[Collected data entries]
----
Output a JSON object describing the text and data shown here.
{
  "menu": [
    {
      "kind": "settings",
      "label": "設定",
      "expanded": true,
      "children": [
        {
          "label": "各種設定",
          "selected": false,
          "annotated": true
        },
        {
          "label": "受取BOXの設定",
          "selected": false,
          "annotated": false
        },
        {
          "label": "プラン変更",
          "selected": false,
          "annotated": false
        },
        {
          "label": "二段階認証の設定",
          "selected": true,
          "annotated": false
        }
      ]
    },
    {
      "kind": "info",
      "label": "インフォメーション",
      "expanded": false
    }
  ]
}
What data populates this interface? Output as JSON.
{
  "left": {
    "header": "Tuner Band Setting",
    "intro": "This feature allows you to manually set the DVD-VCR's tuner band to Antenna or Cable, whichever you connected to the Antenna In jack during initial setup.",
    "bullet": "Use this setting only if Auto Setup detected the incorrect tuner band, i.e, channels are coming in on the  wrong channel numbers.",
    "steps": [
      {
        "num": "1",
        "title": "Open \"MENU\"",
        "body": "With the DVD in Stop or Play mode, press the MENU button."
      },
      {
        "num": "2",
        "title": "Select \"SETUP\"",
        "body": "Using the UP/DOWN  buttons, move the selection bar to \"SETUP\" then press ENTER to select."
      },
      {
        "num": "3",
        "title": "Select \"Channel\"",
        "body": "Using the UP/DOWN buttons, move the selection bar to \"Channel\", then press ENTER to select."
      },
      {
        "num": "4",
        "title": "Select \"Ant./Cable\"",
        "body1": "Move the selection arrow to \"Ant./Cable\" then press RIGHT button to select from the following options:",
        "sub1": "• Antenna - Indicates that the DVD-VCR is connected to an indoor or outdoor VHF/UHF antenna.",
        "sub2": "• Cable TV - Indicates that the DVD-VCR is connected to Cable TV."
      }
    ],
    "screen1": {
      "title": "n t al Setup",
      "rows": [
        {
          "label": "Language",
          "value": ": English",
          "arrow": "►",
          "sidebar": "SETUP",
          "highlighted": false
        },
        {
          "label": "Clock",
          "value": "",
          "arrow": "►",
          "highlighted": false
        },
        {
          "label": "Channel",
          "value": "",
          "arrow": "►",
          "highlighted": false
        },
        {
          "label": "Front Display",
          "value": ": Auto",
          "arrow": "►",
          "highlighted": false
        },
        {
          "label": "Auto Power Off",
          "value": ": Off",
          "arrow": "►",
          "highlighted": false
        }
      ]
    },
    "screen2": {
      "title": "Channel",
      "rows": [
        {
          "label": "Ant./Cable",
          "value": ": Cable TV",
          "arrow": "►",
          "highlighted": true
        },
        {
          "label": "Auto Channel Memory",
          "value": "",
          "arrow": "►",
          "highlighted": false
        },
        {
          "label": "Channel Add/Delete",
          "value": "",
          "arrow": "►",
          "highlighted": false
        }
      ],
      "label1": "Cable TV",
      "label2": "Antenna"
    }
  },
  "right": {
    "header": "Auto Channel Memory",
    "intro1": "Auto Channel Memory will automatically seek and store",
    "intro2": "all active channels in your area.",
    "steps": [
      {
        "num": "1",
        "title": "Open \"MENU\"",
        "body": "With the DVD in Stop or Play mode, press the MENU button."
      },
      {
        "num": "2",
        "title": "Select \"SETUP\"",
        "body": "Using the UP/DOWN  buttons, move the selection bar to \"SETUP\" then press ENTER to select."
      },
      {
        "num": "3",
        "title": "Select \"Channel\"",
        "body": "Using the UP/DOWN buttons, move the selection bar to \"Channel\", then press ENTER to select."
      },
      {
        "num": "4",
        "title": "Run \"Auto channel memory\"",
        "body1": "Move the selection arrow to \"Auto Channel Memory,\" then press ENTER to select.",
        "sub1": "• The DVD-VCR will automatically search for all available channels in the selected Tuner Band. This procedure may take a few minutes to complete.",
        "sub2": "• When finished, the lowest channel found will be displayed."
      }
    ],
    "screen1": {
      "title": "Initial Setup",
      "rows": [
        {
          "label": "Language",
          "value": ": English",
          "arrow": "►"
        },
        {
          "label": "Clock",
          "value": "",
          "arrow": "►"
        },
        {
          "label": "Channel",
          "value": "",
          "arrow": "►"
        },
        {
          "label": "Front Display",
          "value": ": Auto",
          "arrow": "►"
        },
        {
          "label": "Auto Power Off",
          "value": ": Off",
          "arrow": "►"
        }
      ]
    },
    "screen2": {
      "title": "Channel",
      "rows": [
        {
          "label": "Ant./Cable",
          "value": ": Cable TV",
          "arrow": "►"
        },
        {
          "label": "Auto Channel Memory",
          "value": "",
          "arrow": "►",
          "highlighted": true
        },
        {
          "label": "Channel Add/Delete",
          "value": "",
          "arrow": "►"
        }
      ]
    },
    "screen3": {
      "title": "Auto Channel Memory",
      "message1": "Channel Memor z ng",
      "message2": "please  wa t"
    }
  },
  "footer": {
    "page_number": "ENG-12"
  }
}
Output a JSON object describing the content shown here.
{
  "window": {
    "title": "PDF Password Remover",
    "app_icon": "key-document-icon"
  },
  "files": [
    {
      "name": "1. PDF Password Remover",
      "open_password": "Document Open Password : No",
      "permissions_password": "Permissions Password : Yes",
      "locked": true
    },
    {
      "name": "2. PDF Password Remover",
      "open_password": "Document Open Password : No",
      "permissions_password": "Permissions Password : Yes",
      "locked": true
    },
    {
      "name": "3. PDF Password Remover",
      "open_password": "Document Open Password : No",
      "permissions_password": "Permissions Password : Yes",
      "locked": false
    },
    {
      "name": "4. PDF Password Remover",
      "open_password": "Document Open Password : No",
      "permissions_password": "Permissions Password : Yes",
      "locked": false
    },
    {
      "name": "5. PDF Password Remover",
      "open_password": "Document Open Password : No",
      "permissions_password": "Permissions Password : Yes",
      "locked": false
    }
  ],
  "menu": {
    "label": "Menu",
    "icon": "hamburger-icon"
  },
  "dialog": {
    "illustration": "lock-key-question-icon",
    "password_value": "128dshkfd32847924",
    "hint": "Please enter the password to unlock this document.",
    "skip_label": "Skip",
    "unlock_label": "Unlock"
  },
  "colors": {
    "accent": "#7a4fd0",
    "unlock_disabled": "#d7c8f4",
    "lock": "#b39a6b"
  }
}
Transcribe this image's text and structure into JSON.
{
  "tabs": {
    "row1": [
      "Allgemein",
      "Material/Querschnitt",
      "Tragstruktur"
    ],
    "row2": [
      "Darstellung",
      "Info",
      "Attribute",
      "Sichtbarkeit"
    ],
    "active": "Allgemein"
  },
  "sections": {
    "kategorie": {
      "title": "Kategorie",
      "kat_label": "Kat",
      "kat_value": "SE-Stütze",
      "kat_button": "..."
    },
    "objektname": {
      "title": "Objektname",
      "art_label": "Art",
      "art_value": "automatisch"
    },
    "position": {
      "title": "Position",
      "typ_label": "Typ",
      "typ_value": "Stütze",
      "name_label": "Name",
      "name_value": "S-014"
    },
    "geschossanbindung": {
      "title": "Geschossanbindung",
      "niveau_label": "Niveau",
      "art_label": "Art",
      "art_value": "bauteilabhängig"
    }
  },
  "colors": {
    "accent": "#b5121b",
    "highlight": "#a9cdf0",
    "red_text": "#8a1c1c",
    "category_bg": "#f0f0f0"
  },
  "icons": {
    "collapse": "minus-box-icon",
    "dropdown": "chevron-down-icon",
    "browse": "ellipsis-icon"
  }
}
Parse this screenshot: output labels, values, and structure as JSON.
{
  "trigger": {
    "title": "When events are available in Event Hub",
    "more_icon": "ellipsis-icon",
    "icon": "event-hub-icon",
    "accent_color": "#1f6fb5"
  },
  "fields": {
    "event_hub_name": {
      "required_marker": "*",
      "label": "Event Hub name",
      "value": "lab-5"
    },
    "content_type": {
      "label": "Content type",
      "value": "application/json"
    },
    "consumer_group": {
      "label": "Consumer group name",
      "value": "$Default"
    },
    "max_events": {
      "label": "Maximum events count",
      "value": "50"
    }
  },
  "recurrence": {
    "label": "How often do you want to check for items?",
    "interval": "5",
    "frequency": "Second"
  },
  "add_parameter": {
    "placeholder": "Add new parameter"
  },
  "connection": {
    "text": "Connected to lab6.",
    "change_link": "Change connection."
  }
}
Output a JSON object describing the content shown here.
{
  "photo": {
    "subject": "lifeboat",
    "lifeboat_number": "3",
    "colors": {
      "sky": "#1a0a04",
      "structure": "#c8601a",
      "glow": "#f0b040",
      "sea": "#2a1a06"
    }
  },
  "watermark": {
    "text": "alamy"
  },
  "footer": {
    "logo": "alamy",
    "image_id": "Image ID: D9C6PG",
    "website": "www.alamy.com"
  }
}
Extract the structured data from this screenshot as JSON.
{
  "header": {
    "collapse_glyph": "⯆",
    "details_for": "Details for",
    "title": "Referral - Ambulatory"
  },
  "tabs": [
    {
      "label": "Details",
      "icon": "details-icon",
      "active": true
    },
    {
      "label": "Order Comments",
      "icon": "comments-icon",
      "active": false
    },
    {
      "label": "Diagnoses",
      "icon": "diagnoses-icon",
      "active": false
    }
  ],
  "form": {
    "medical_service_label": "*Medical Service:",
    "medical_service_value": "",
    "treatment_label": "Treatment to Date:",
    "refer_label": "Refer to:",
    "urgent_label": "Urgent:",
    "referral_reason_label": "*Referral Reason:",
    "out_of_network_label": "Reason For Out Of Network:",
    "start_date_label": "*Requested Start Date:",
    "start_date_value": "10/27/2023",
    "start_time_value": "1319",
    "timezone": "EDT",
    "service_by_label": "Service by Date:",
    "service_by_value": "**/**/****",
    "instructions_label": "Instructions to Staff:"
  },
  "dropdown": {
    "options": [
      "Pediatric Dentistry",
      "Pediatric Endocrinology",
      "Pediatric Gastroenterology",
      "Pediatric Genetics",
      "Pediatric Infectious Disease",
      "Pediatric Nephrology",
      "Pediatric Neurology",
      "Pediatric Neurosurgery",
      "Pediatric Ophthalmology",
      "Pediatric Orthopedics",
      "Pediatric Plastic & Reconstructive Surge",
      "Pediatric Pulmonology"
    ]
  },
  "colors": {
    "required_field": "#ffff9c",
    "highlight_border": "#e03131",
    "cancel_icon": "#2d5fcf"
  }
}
----
### Description of the task
Among the records above, find each line holding the string "When" and pull it out.

### Result of this exercise
        "sub2": "• When finished, the lowest channel found will be displayed."
    "title": "When events are available in Event Hub",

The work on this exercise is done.